◆ Requirements: Reproduce the entries below in full, word for word.

(Data entries)
-- Begin --

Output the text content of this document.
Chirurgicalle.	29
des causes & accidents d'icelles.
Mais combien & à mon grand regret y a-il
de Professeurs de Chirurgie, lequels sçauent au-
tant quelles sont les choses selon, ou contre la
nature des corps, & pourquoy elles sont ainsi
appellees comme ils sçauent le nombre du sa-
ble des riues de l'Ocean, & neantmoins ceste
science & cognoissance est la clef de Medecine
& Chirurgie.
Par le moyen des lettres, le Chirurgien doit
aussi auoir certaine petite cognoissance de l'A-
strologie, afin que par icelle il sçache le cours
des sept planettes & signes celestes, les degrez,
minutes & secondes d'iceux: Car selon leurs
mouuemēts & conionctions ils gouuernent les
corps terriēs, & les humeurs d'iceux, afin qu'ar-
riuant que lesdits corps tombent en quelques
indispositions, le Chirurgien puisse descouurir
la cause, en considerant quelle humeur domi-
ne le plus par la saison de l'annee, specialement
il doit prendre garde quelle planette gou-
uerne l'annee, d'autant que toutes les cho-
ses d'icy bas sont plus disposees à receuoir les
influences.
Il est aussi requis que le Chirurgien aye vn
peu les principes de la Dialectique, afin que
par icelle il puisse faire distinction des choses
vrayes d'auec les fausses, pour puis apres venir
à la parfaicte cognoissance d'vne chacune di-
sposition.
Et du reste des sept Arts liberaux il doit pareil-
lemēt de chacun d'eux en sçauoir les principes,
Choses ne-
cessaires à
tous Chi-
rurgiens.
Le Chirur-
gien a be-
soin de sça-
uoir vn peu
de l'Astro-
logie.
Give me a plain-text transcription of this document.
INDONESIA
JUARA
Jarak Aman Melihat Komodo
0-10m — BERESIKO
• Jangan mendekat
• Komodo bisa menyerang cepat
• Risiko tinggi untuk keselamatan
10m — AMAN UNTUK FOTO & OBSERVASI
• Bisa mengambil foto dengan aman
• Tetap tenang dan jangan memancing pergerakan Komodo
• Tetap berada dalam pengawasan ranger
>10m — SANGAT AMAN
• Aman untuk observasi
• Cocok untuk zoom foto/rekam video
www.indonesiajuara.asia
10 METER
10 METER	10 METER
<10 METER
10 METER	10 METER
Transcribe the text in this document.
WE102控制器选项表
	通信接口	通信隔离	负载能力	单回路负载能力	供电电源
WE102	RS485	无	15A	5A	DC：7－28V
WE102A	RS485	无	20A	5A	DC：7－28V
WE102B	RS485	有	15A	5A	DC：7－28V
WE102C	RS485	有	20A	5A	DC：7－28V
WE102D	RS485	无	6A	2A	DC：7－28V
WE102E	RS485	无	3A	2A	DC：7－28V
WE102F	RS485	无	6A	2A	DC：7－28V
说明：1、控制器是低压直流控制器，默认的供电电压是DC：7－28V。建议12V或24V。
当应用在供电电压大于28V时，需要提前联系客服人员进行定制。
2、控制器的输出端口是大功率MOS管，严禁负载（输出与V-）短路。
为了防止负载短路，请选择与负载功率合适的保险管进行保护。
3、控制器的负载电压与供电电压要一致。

-- End --

◆ The reply:
Output the text content of this document.
Chirurgicalle.	29
des causes & accidents d'icelles.
Mais combien & à mon grand regret y a-il
de Professeurs de Chirurgie, lequels sçauent au-
tant quelles sont les choses selon, ou contre la
nature des corps, & pourquoy elles sont ainsi
appellees comme ils sçauent le nombre du sa-
ble des riues de l'Ocean, & neantmoins ceste
science & cognoissance est la clef de Medecine
& Chirurgie.
Par le moyen des lettres, le Chirurgien doit
aussi auoir certaine petite cognoissance de l'A-
strologie, afin que par icelle il sçache le cours
des sept planettes & signes celestes, les degrez,
minutes & secondes d'iceux: Car selon leurs
mouuemēts & conionctions ils gouuernent les
corps terriēs, & les humeurs d'iceux, afin qu'ar-
riuant que lesdits corps tombent en quelques
indispositions, le Chirurgien puisse descouurir
la cause, en considerant quelle humeur domi-
ne le plus par la saison de l'annee, specialement
il doit prendre garde quelle planette gou-
uerne l'annee, d'autant que toutes les cho-
ses d'icy bas sont plus disposees à receuoir les
influences.
Il est aussi requis que le Chirurgien aye vn
peu les principes de la Dialectique, afin que
par icelle il puisse faire distinction des choses
vrayes d'auec les fausses, pour puis apres venir
à la parfaicte cognoissance d'vne chacune di-
sposition.
Et du reste des sept Arts liberaux il doit pareil-
lemēt de chacun d'eux en sçauoir les principes,
Choses ne-
cessaires à
tous Chi-
rurgiens.
Le Chirur-
gien a be-
soin de sça-
uoir vn peu
de l'Astro-
logie.
Give me a plain-text transcription of this document.
INDONESIA
JUARA
Jarak Aman Melihat Komodo
0-10m — BERESIKO
• Jangan mendekat
• Komodo bisa menyerang cepat
• Risiko tinggi untuk keselamatan
10m — AMAN UNTUK FOTO & OBSERVASI
• Bisa mengambil foto dengan aman
• Tetap tenang dan jangan memancing pergerakan Komodo
• Tetap berada dalam pengawasan ranger
>10m — SANGAT AMAN
• Aman untuk observasi
• Cocok untuk zoom foto/rekam video
www.indonesiajuara.asia
10 METER
10 METER	10 METER
<10 METER
10 METER	10 METER
Transcribe the text in this document.
WE102控制器选项表
	通信接口	通信隔离	负载能力	单回路负载能力	供电电源
WE102	RS485	无	15A	5A	DC：7－28V
WE102A	RS485	无	20A	5A	DC：7－28V
WE102B	RS485	有	15A	5A	DC：7－28V
WE102C	RS485	有	20A	5A	DC：7－28V
WE102D	RS485	无	6A	2A	DC：7－28V
WE102E	RS485	无	3A	2A	DC：7－28V
WE102F	RS485	无	6A	2A	DC：7－28V
说明：1、控制器是低压直流控制器，默认的供电电压是DC：7－28V。建议12V或24V。
当应用在供电电压大于28V时，需要提前联系客服人员进行定制。
2、控制器的输出端口是大功率MOS管，严禁负载（输出与V-）短路。
为了防止负载短路，请选择与负载功率合适的保险管进行保护。
3、控制器的负载电压与供电电压要一致。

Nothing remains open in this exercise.